_TASK REQUIREMENTS:_
Copy exactly the lines from the one containing "Transcribe this image's" through the last line of the records, both included, and nothing more.

Source data:
☆ ☆ ☆ ☆

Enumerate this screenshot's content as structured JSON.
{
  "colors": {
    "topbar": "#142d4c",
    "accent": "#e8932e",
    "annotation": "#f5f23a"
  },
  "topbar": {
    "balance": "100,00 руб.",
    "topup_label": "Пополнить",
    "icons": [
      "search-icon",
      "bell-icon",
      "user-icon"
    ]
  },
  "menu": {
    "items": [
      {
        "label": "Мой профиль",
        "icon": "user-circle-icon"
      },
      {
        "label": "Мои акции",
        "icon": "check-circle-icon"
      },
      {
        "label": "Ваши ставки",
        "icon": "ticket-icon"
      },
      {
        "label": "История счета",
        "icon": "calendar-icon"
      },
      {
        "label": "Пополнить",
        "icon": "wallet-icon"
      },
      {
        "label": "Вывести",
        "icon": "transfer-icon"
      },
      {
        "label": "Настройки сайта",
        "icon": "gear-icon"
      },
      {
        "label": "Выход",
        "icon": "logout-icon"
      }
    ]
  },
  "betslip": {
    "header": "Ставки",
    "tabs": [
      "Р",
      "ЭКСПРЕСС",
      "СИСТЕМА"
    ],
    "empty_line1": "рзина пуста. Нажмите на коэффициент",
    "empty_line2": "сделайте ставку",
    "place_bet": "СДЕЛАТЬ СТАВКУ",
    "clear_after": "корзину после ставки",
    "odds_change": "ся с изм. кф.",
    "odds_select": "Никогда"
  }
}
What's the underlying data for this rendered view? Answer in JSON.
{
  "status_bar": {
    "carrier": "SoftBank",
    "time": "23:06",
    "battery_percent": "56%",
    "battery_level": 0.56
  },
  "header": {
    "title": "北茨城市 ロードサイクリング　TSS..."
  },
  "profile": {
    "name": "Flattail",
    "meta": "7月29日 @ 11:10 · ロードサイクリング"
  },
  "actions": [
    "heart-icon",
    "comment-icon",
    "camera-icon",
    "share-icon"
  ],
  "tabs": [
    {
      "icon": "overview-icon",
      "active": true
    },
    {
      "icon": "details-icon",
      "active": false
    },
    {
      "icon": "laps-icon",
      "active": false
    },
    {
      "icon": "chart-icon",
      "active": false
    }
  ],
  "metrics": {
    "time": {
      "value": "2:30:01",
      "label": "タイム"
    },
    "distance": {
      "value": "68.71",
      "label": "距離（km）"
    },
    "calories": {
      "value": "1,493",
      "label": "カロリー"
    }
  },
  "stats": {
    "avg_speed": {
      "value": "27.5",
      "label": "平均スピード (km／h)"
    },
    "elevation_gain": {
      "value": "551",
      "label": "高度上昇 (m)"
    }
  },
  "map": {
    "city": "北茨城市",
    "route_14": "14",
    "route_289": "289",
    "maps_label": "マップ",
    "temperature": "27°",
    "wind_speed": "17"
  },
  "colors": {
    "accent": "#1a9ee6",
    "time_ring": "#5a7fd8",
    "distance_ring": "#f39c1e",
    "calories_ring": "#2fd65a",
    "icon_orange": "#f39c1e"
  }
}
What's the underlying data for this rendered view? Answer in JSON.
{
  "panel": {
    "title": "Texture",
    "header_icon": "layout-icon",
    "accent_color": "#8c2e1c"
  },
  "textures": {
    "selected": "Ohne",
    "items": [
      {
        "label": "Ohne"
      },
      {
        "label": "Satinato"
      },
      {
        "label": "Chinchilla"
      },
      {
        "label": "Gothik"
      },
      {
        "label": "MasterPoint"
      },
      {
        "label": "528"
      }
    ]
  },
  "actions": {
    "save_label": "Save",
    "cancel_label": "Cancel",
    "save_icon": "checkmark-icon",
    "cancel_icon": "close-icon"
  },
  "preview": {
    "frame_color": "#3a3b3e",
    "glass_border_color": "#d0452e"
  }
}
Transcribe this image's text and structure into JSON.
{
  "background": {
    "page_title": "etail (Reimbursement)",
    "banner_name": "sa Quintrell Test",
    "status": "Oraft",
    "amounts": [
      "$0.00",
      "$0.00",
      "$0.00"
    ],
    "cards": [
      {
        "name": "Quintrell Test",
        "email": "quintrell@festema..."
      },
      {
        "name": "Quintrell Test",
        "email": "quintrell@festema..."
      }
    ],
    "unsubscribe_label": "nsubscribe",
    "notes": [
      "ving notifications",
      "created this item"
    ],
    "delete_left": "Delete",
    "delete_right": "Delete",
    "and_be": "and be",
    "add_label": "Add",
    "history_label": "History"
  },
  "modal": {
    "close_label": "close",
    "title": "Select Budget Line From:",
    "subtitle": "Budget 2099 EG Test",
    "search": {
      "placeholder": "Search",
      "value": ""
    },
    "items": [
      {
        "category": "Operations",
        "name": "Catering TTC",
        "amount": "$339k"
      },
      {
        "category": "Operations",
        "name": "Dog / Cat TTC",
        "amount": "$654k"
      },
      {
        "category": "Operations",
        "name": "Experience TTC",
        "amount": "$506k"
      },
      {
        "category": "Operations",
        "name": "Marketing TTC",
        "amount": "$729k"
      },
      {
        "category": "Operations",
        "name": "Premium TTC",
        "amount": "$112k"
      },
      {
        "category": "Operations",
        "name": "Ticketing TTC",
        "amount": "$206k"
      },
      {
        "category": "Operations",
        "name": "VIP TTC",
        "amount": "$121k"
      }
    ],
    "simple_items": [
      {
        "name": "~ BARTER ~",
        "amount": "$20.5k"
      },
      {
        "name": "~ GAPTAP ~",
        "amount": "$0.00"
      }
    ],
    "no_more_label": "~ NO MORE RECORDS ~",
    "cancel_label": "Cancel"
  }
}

☆ ☆ ☆ ☆

_COMPLETED EXERCISE:_
Transcribe this image's text and structure into JSON.
{
  "background": {
    "page_title": "etail (Reimbursement)",
    "banner_name": "sa Quintrell Test",
    "status": "Oraft",
    "amounts": [
      "$0.00",
      "$0.00",
      "$0.00"
    ],
    "cards": [
      {
        "name": "Quintrell Test",
        "email": "quintrell@festema..."
      },
      {
        "name": "Quintrell Test",
        "email": "quintrell@festema..."
      }
    ],
    "unsubscribe_label": "nsubscribe",
    "notes": [
      "ving notifications",
      "created this item"
    ],
    "delete_left": "Delete",
    "delete_right": "Delete",
    "and_be": "and be",
    "add_label": "Add",
    "history_label": "History"
  },
  "modal": {
    "close_label": "close",
    "title": "Select Budget Line From:",
    "subtitle": "Budget 2099 EG Test",
    "search": {
      "placeholder": "Search",
      "value": ""
    },
    "items": [
      {
        "category": "Operations",
        "name": "Catering TTC",
        "amount": "$339k"
      },
      {
        "category": "Operations",
        "name": "Dog / Cat TTC",
        "amount": "$654k"
      },
      {
        "category": "Operations",
        "name": "Experience TTC",
        "amount": "$506k"
      },
      {
        "category": "Operations",
        "name": "Marketing TTC",
        "amount": "$729k"
      },
      {
        "category": "Operations",
        "name": "Premium TTC",
        "amount": "$112k"
      },
      {
        "category": "Operations",
        "name": "Ticketing TTC",
        "amount": "$206k"
      },
      {
        "category": "Operations",
        "name": "VIP TTC",
        "amount": "$121k"
      }
    ],
    "simple_items": [
      {
        "name": "~ BARTER ~",
        "amount": "$20.5k"
      },
      {
        "name": "~ GAPTAP ~",
        "amount": "$0.00"
      }
    ],
    "no_more_label": "~ NO MORE RECORDS ~",
    "cancel_label": "Cancel"
  }
}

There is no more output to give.